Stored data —
- - -

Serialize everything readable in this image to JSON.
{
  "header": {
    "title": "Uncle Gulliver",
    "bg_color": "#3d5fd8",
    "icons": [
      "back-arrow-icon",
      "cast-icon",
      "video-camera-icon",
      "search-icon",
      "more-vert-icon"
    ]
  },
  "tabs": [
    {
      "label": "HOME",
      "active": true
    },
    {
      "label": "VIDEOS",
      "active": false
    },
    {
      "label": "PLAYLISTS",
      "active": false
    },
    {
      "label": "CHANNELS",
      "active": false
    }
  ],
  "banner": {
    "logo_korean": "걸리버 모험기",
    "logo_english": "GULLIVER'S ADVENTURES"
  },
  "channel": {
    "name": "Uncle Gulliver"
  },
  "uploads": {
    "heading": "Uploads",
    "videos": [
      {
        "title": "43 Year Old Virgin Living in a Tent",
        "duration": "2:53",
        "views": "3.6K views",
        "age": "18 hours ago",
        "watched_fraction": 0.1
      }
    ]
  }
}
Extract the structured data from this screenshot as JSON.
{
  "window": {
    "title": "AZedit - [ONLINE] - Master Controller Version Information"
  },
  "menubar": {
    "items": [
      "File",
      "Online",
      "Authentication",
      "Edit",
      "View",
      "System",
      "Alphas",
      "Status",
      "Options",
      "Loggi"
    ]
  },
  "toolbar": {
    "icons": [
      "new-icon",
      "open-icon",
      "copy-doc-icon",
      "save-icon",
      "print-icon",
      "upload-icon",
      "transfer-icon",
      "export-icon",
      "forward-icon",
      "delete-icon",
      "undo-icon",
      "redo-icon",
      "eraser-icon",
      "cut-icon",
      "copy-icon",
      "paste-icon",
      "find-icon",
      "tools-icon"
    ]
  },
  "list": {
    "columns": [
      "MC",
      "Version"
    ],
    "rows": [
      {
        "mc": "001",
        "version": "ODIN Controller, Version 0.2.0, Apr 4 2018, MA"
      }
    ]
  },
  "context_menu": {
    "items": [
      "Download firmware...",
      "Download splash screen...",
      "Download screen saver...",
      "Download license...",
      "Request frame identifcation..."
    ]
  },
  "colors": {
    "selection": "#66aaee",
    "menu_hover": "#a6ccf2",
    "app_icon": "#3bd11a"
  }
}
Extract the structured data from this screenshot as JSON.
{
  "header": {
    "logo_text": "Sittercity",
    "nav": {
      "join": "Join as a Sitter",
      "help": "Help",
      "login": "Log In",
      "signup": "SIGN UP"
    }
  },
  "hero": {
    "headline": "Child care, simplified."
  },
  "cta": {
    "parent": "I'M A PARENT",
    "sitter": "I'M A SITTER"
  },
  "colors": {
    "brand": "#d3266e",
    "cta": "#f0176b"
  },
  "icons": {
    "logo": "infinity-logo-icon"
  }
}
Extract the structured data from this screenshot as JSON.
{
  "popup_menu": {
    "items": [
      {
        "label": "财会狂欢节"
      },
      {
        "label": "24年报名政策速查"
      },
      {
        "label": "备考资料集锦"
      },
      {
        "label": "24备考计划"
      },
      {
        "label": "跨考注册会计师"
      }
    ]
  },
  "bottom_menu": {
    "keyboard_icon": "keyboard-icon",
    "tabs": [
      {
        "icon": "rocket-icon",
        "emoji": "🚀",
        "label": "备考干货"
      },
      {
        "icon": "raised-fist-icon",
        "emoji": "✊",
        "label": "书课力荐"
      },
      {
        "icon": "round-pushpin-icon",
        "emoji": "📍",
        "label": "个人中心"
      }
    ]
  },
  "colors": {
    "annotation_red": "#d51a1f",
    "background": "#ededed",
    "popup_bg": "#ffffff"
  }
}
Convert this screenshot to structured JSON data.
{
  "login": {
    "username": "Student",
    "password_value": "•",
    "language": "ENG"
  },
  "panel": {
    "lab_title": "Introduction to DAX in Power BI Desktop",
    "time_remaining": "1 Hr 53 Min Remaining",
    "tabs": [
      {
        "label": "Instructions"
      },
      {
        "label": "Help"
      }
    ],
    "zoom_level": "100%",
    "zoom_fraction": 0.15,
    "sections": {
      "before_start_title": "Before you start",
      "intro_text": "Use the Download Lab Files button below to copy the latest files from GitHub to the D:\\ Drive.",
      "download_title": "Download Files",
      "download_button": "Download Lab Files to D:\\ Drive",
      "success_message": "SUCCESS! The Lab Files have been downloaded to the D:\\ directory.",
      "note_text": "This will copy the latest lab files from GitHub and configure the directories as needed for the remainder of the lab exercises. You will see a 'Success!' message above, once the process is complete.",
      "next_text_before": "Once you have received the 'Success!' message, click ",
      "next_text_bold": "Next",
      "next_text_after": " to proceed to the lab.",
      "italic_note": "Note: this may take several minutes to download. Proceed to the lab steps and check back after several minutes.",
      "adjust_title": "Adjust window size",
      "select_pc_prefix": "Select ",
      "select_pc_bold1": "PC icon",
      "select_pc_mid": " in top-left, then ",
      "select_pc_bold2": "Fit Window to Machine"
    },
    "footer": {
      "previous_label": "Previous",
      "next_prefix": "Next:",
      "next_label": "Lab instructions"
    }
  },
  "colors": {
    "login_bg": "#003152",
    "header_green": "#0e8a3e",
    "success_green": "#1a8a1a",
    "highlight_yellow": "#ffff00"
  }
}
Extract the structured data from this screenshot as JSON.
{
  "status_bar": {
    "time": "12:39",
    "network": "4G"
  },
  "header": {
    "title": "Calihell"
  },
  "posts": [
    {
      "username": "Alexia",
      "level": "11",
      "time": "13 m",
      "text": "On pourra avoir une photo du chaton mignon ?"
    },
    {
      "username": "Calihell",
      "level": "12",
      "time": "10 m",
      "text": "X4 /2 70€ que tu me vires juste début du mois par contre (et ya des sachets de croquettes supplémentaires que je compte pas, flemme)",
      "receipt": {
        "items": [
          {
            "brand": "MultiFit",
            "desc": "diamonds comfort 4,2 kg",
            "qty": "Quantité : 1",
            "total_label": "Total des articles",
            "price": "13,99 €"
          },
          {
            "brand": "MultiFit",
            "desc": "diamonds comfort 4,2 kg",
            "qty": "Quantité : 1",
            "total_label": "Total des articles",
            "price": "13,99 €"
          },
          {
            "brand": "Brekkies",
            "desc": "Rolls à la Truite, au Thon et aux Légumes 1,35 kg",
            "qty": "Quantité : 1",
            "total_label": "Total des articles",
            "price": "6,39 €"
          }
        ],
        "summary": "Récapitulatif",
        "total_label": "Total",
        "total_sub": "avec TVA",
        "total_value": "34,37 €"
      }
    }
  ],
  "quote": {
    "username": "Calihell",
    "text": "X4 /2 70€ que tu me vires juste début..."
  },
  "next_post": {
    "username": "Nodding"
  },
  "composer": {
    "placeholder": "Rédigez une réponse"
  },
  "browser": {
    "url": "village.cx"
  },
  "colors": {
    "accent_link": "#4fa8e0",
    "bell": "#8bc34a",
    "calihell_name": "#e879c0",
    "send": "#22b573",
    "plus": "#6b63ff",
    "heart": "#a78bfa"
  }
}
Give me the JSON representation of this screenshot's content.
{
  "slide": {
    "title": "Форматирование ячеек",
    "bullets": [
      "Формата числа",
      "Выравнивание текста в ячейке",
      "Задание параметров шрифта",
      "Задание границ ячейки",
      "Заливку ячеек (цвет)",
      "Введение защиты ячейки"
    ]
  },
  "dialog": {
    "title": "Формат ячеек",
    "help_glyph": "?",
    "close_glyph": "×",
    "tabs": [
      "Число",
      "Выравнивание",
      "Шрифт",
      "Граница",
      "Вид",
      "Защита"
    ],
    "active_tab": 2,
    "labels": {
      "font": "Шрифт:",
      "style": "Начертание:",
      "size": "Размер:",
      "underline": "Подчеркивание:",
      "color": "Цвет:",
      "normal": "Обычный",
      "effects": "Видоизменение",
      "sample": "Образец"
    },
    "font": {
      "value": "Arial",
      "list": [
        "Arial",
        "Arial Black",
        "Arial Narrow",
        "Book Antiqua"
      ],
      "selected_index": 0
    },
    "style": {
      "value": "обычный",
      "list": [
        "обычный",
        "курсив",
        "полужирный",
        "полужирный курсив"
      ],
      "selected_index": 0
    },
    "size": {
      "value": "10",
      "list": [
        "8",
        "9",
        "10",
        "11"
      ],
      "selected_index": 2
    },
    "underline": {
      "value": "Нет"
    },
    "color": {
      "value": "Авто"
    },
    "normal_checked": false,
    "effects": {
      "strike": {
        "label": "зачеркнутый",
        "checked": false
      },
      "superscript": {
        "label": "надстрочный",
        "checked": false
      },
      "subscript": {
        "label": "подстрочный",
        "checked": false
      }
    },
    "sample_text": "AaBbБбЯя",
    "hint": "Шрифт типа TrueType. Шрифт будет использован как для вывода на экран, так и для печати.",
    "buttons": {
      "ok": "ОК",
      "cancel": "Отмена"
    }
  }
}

- - -

Stated exercise — Identify each line of the material where the word "vires" shows up, and copy it.

Answer in full —
      "text": "X4 /2 70€ que tu me vires juste début du mois par contre (et ya des sachets de croquettes supplémentaires que je compte pas, flemme)",
    "text": "X4 /2 70€ que tu me vires juste début..."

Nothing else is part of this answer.